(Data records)
------------

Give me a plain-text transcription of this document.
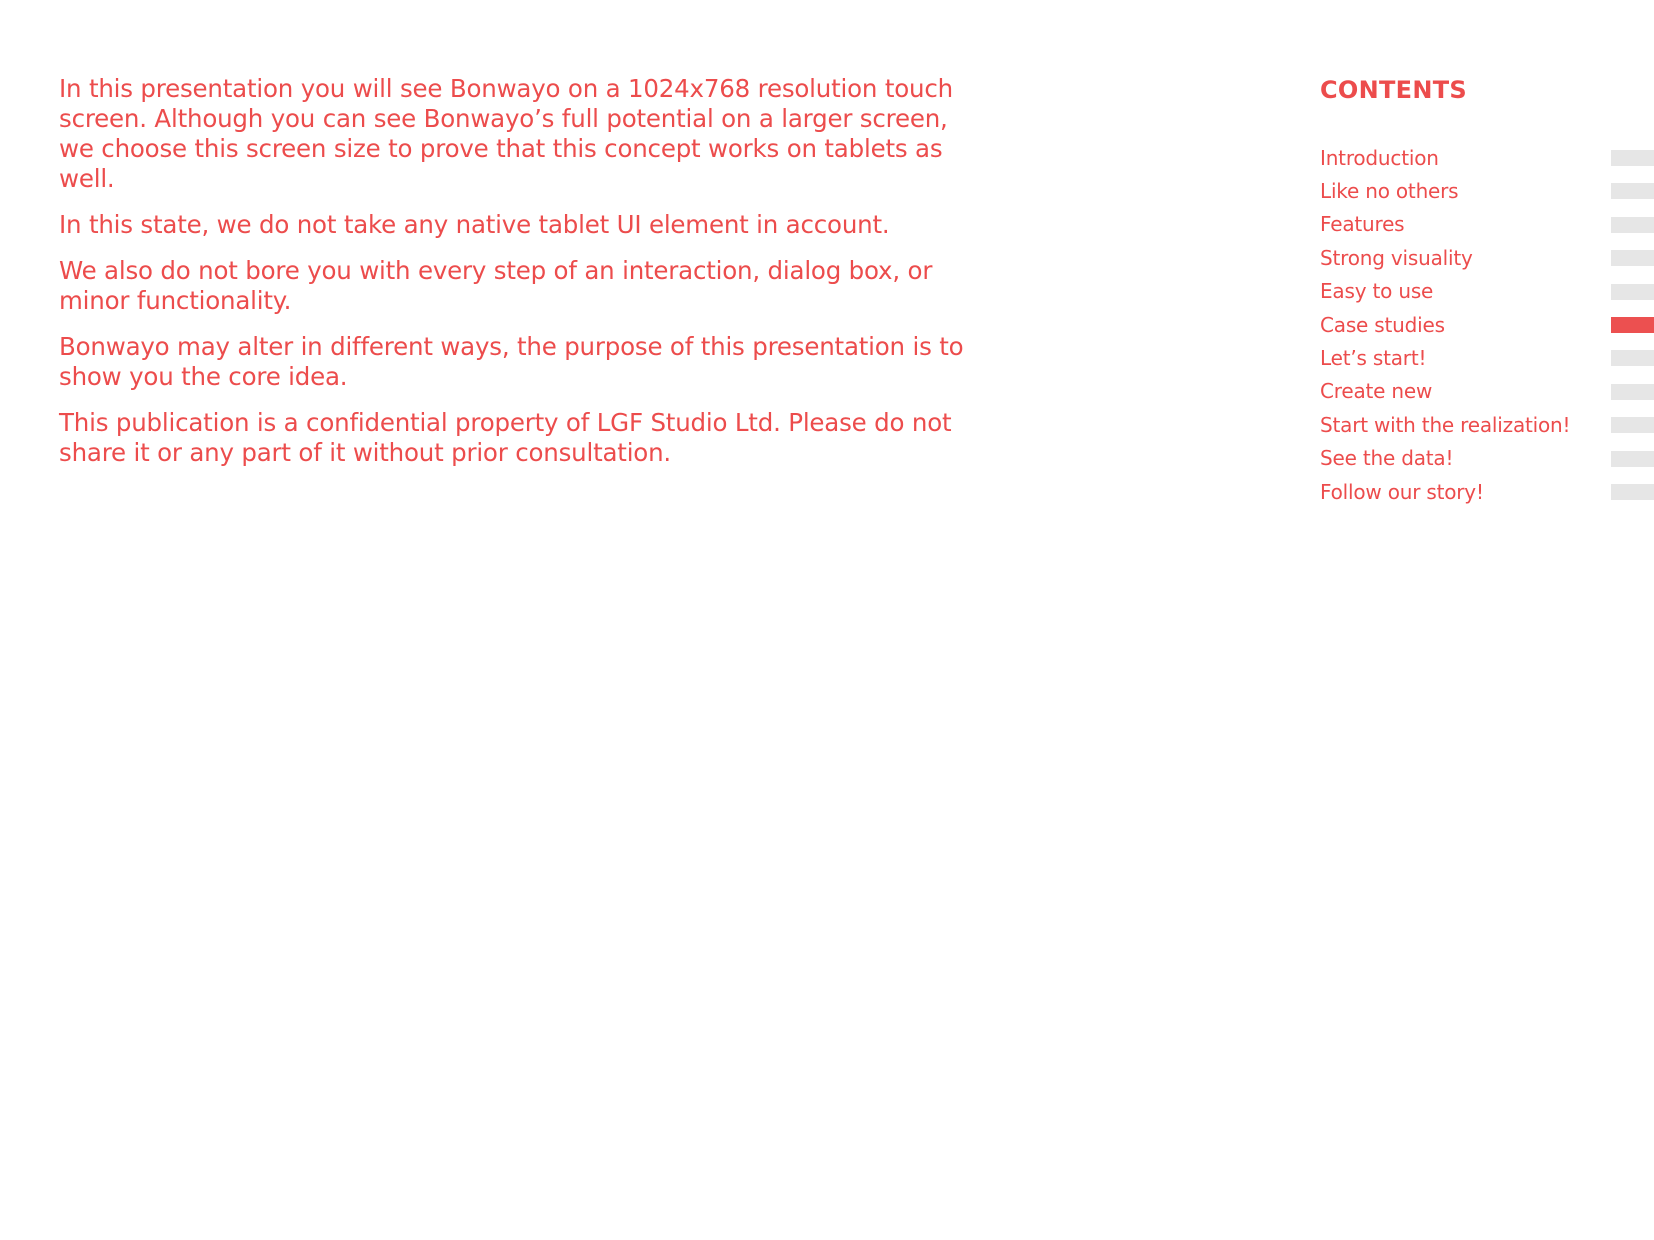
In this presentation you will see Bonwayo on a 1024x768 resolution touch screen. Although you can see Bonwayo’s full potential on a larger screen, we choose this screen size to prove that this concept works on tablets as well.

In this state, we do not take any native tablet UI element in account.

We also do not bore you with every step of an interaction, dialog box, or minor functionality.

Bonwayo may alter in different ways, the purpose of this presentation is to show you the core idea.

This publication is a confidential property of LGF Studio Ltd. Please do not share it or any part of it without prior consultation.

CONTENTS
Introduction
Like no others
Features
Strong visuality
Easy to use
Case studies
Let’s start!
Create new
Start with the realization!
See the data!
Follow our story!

------------

## TASK
Quote the records in full and exactly; skip any image.

## RESPONSE FOR THIS EXERCISE
Give me a plain-text transcription of this document.
In this presentation you will see Bonwayo on a 1024x768 resolution touch screen. Although you can see Bonwayo’s full potential on a larger screen, we choose this screen size to prove that this concept works on tablets as well.

In this state, we do not take any native tablet UI element in account.

We also do not bore you with every step of an interaction, dialog box, or minor functionality.

Bonwayo may alter in different ways, the purpose of this presentation is to show you the core idea.

This publication is a confidential property of LGF Studio Ltd. Please do not share it or any part of it without prior consultation.

CONTENTS
Introduction
Like no others
Features
Strong visuality
Easy to use
Case studies
Let’s start!
Create new
Start with the realization!
See the data!
Follow our story!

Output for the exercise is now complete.